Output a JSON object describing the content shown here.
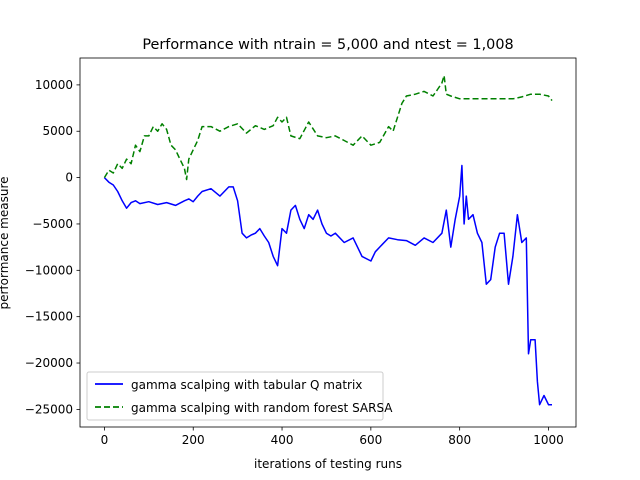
{
  "chart_data": {
    "type": "line",
    "title": "Performance with ntrain = 5,000 and ntest = 1,008",
    "xlabel": "iterations of testing runs",
    "ylabel": "performance measure",
    "xlim": [
      -55,
      1062
    ],
    "ylim": [
      -26900,
      12900
    ],
    "xticks": [
      0,
      200,
      400,
      600,
      800,
      1000
    ],
    "yticks": [
      10000,
      5000,
      0,
      -5000,
      -10000,
      -15000,
      -20000,
      -25000
    ],
    "xtick_labels": [
      "0",
      "200",
      "400",
      "600",
      "800",
      "1000"
    ],
    "ytick_labels": [
      "10000",
      "5000",
      "0",
      "−5000",
      "−10000",
      "−15000",
      "−20000",
      "−25000"
    ],
    "grid": false,
    "legend_position": "lower-left",
    "series": [
      {
        "name": "gamma scalping with tabular Q matrix",
        "color": "#0000ff",
        "style": "solid",
        "x": [
          0,
          10,
          20,
          30,
          40,
          50,
          60,
          70,
          80,
          100,
          120,
          140,
          160,
          180,
          190,
          200,
          210,
          220,
          240,
          260,
          280,
          290,
          300,
          310,
          320,
          330,
          340,
          350,
          360,
          370,
          380,
          390,
          400,
          410,
          420,
          430,
          440,
          450,
          460,
          470,
          480,
          490,
          500,
          510,
          520,
          540,
          560,
          580,
          600,
          610,
          620,
          640,
          660,
          680,
          700,
          720,
          740,
          760,
          770,
          780,
          790,
          800,
          805,
          810,
          815,
          820,
          830,
          840,
          850,
          860,
          870,
          880,
          890,
          900,
          910,
          920,
          930,
          940,
          950,
          955,
          960,
          970,
          975,
          980,
          990,
          1000,
          1008
        ],
        "y": [
          0,
          -500,
          -800,
          -1500,
          -2500,
          -3300,
          -2700,
          -2500,
          -2800,
          -2600,
          -2900,
          -2700,
          -3000,
          -2500,
          -2300,
          -2600,
          -2000,
          -1500,
          -1200,
          -2000,
          -1000,
          -1000,
          -2500,
          -6000,
          -6500,
          -6200,
          -6000,
          -5500,
          -6300,
          -7000,
          -8500,
          -9500,
          -5500,
          -6000,
          -3500,
          -3000,
          -4500,
          -5500,
          -4000,
          -4500,
          -3500,
          -5000,
          -6000,
          -6300,
          -6000,
          -7000,
          -6500,
          -8500,
          -9000,
          -8000,
          -7500,
          -6500,
          -6700,
          -6800,
          -7300,
          -6500,
          -7000,
          -6000,
          -3500,
          -7500,
          -4500,
          -2000,
          1300,
          -5000,
          -2000,
          -4500,
          -4000,
          -6000,
          -7000,
          -11500,
          -11000,
          -7500,
          -6000,
          -6000,
          -11500,
          -8500,
          -4000,
          -7000,
          -6500,
          -19000,
          -17500,
          -17500,
          -22000,
          -24500,
          -23500,
          -24500,
          -24500
        ]
      },
      {
        "name": "gamma scalping with random forest SARSA",
        "color": "#008000",
        "style": "dashed",
        "x": [
          0,
          10,
          20,
          30,
          40,
          50,
          60,
          70,
          80,
          90,
          100,
          110,
          120,
          130,
          140,
          150,
          160,
          170,
          180,
          185,
          190,
          200,
          210,
          220,
          240,
          260,
          280,
          300,
          320,
          340,
          360,
          380,
          390,
          400,
          410,
          420,
          440,
          460,
          480,
          500,
          520,
          540,
          560,
          580,
          600,
          620,
          640,
          650,
          660,
          670,
          680,
          700,
          720,
          740,
          750,
          760,
          765,
          770,
          780,
          800,
          840,
          880,
          920,
          940,
          960,
          980,
          1000,
          1008
        ],
        "y": [
          0,
          800,
          500,
          1500,
          1000,
          2000,
          1500,
          3500,
          2800,
          4500,
          4500,
          5500,
          5000,
          5800,
          5200,
          3500,
          3000,
          2000,
          1000,
          -200,
          2000,
          3000,
          4000,
          5500,
          5500,
          5000,
          5500,
          5800,
          4800,
          5600,
          5200,
          5600,
          6500,
          6000,
          6500,
          4500,
          4200,
          6000,
          4500,
          4300,
          4500,
          4000,
          3500,
          4500,
          3500,
          3800,
          5500,
          5000,
          6500,
          8000,
          8800,
          9000,
          9300,
          8800,
          9500,
          10200,
          11000,
          9000,
          8800,
          8500,
          8500,
          8500,
          8500,
          8700,
          9000,
          9000,
          8800,
          8300
        ]
      }
    ]
  }
}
-.-.-
*Brief*: Transcribe the records above verbatim. Do not carry over any picture.

*Response below*:
Output a JSON object describing the content shown here.
{
  "chart_data": {
    "type": "line",
    "title": "Performance with ntrain = 5,000 and ntest = 1,008",
    "xlabel": "iterations of testing runs",
    "ylabel": "performance measure",
    "xlim": [
      -55,
      1062
    ],
    "ylim": [
      -26900,
      12900
    ],
    "xticks": [
      0,
      200,
      400,
      600,
      800,
      1000
    ],
    "yticks": [
      10000,
      5000,
      0,
      -5000,
      -10000,
      -15000,
      -20000,
      -25000
    ],
    "xtick_labels": [
      "0",
      "200",
      "400",
      "600",
      "800",
      "1000"
    ],
    "ytick_labels": [
      "10000",
      "5000",
      "0",
      "−5000",
      "−10000",
      "−15000",
      "−20000",
      "−25000"
    ],
    "grid": false,
    "legend_position": "lower-left",
    "series": [
      {
        "name": "gamma scalping with tabular Q matrix",
        "color": "#0000ff",
        "style": "solid",
        "x": [
          0,
          10,
          20,
          30,
          40,
          50,
          60,
          70,
          80,
          100,
          120,
          140,
          160,
          180,
          190,
          200,
          210,
          220,
          240,
          260,
          280,
          290,
          300,
          310,
          320,
          330,
          340,
          350,
          360,
          370,
          380,
          390,
          400,
          410,
          420,
          430,
          440,
          450,
          460,
          470,
          480,
          490,
          500,
          510,
          520,
          540,
          560,
          580,
          600,
          610,
          620,
          640,
          660,
          680,
          700,
          720,
          740,
          760,
          770,
          780,
          790,
          800,
          805,
          810,
          815,
          820,
          830,
          840,
          850,
          860,
          870,
          880,
          890,
          900,
          910,
          920,
          930,
          940,
          950,
          955,
          960,
          970,
          975,
          980,
          990,
          1000,
          1008
        ],
        "y": [
          0,
          -500,
          -800,
          -1500,
          -2500,
          -3300,
          -2700,
          -2500,
          -2800,
          -2600,
          -2900,
          -2700,
          -3000,
          -2500,
          -2300,
          -2600,
          -2000,
          -1500,
          -1200,
          -2000,
          -1000,
          -1000,
          -2500,
          -6000,
          -6500,
          -6200,
          -6000,
          -5500,
          -6300,
          -7000,
          -8500,
          -9500,
          -5500,
          -6000,
          -3500,
          -3000,
          -4500,
          -5500,
          -4000,
          -4500,
          -3500,
          -5000,
          -6000,
          -6300,
          -6000,
          -7000,
          -6500,
          -8500,
          -9000,
          -8000,
          -7500,
          -6500,
          -6700,
          -6800,
          -7300,
          -6500,
          -7000,
          -6000,
          -3500,
          -7500,
          -4500,
          -2000,
          1300,
          -5000,
          -2000,
          -4500,
          -4000,
          -6000,
          -7000,
          -11500,
          -11000,
          -7500,
          -6000,
          -6000,
          -11500,
          -8500,
          -4000,
          -7000,
          -6500,
          -19000,
          -17500,
          -17500,
          -22000,
          -24500,
          -23500,
          -24500,
          -24500
        ]
      },
      {
        "name": "gamma scalping with random forest SARSA",
        "color": "#008000",
        "style": "dashed",
        "x": [
          0,
          10,
          20,
          30,
          40,
          50,
          60,
          70,
          80,
          90,
          100,
          110,
          120,
          130,
          140,
          150,
          160,
          170,
          180,
          185,
          190,
          200,
          210,
          220,
          240,
          260,
          280,
          300,
          320,
          340,
          360,
          380,
          390,
          400,
          410,
          420,
          440,
          460,
          480,
          500,
          520,
          540,
          560,
          580,
          600,
          620,
          640,
          650,
          660,
          670,
          680,
          700,
          720,
          740,
          750,
          760,
          765,
          770,
          780,
          800,
          840,
          880,
          920,
          940,
          960,
          980,
          1000,
          1008
        ],
        "y": [
          0,
          800,
          500,
          1500,
          1000,
          2000,
          1500,
          3500,
          2800,
          4500,
          4500,
          5500,
          5000,
          5800,
          5200,
          3500,
          3000,
          2000,
          1000,
          -200,
          2000,
          3000,
          4000,
          5500,
          5500,
          5000,
          5500,
          5800,
          4800,
          5600,
          5200,
          5600,
          6500,
          6000,
          6500,
          4500,
          4200,
          6000,
          4500,
          4300,
          4500,
          4000,
          3500,
          4500,
          3500,
          3800,
          5500,
          5000,
          6500,
          8000,
          8800,
          9000,
          9300,
          8800,
          9500,
          10200,
          11000,
          9000,
          8800,
          8500,
          8500,
          8500,
          8500,
          8700,
          9000,
          9000,
          8800,
          8300
        ]
      }
    ]
  }
}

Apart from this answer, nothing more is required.